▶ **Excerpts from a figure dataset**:
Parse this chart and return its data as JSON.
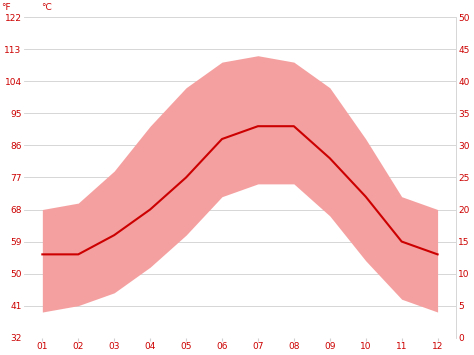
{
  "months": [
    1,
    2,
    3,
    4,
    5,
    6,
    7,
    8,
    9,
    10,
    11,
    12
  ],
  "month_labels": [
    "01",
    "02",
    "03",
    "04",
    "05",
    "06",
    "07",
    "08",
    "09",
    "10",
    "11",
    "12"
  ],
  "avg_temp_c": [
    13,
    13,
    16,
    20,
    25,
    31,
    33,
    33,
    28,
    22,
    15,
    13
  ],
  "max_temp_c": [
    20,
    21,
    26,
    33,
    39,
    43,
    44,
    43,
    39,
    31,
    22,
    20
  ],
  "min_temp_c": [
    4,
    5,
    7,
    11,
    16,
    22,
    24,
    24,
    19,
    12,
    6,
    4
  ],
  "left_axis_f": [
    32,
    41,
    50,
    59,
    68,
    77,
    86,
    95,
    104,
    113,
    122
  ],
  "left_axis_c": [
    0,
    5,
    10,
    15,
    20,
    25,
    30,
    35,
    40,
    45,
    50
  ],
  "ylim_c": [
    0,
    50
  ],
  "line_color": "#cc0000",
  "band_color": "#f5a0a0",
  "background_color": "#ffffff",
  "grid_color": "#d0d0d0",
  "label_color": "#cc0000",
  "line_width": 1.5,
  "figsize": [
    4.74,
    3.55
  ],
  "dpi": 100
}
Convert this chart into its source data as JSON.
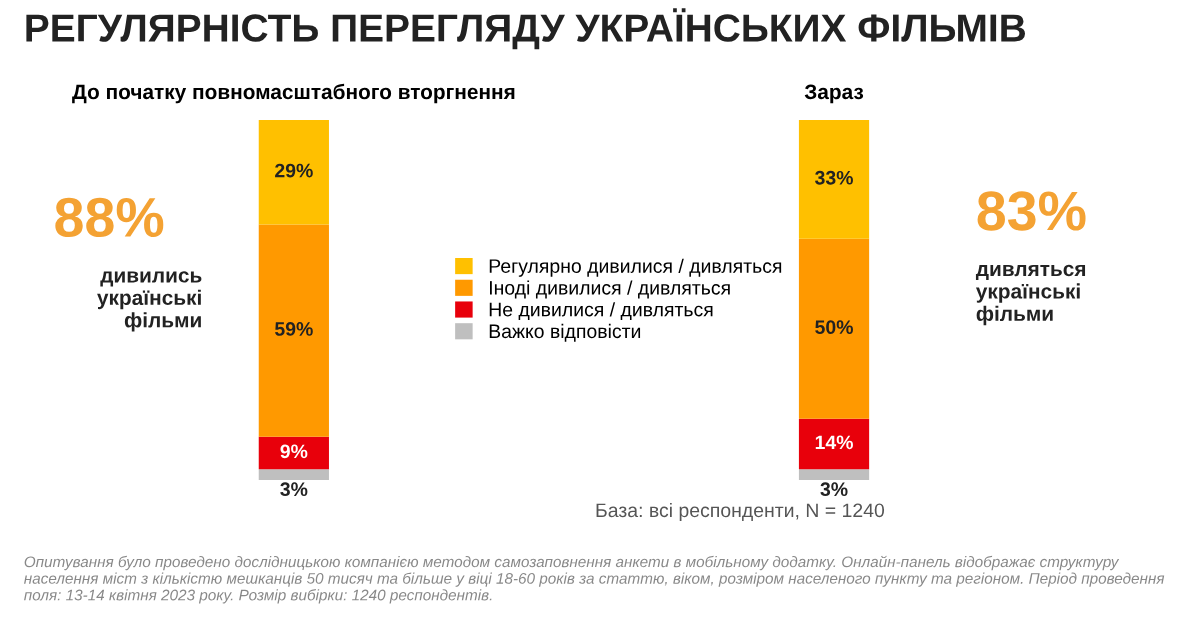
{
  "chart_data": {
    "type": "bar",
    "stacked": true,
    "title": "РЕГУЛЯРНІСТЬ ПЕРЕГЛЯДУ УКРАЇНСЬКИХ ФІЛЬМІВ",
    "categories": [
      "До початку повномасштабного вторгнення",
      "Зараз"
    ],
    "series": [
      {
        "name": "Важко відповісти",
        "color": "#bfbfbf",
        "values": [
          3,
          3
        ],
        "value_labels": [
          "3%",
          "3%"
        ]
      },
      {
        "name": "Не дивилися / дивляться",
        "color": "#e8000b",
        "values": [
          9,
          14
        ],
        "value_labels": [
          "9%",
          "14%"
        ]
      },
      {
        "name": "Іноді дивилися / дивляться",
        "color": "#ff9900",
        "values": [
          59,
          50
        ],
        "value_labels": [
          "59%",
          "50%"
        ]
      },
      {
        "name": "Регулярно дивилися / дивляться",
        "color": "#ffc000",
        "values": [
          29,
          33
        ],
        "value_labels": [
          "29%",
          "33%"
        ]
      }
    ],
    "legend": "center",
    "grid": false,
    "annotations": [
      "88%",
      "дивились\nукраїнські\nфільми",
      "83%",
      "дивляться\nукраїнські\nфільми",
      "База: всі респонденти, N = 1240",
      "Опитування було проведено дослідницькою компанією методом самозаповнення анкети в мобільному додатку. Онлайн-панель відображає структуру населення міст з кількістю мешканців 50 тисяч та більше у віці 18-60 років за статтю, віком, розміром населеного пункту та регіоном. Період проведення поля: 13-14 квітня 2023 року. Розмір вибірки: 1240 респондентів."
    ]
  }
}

▶ **TASK DESCRIPTION**: Repeat every record above exactly, but leave out any pictures.

▶ **SOLUTION BELOW**:
Parse this chart and return its data as JSON.
{
  "months": [
    1,
    2,
    3,
    4,
    5,
    6,
    7,
    8,
    9,
    10,
    11,
    12
  ],
  "month_labels": [
    "01",
    "02",
    "03",
    "04",
    "05",
    "06",
    "07",
    "08",
    "09",
    "10",
    "11",
    "12"
  ],
  "avg_temp_c": [
    13,
    13,
    16,
    20,
    25,
    31,
    33,
    33,
    28,
    22,
    15,
    13
  ],
  "max_temp_c": [
    20,
    21,
    26,
    33,
    39,
    43,
    44,
    43,
    39,
    31,
    22,
    20
  ],
  "min_temp_c": [
    4,
    5,
    7,
    11,
    16,
    22,
    24,
    24,
    19,
    12,
    6,
    4
  ],
  "left_axis_f": [
    32,
    41,
    50,
    59,
    68,
    77,
    86,
    95,
    104,
    113,
    122
  ],
  "left_axis_c": [
    0,
    5,
    10,
    15,
    20,
    25,
    30,
    35,
    40,
    45,
    50
  ],
  "ylim_c": [
    0,
    50
  ],
  "line_color": "#cc0000",
  "band_color": "#f5a0a0",
  "background_color": "#ffffff",
  "grid_color": "#d0d0d0",
  "label_color": "#cc0000",
  "line_width": 1.5,
  "figsize": [
    4.74,
    3.55
  ],
  "dpi": 100
}
Convert this chart into its source data as JSON.
{
  "chart_data": {
    "type": "bar",
    "stacked": true,
    "title": "РЕГУЛЯРНІСТЬ ПЕРЕГЛЯДУ УКРАЇНСЬКИХ ФІЛЬМІВ",
    "categories": [
      "До початку повномасштабного вторгнення",
      "Зараз"
    ],
    "series": [
      {
        "name": "Важко відповісти",
        "color": "#bfbfbf",
        "values": [
          3,
          3
        ],
        "value_labels": [
          "3%",
          "3%"
        ]
      },
      {
        "name": "Не дивилися / дивляться",
        "color": "#e8000b",
        "values": [
          9,
          14
        ],
        "value_labels": [
          "9%",
          "14%"
        ]
      },
      {
        "name": "Іноді дивилися / дивляться",
        "color": "#ff9900",
        "values": [
          59,
          50
        ],
        "value_labels": [
          "59%",
          "50%"
        ]
      },
      {
        "name": "Регулярно дивилися / дивляться",
        "color": "#ffc000",
        "values": [
          29,
          33
        ],
        "value_labels": [
          "29%",
          "33%"
        ]
      }
    ],
    "legend": "center",
    "grid": false,
    "annotations": [
      "88%",
      "дивились\nукраїнські\nфільми",
      "83%",
      "дивляться\nукраїнські\nфільми",
      "База: всі респонденти, N = 1240",
      "Опитування було проведено дослідницькою компанією методом самозаповнення анкети в мобільному додатку. Онлайн-панель відображає структуру населення міст з кількістю мешканців 50 тисяч та більше у віці 18-60 років за статтю, віком, розміром населеного пункту та регіоном. Період проведення поля: 13-14 квітня 2023 року. Розмір вибірки: 1240 респондентів."
    ]
  }
}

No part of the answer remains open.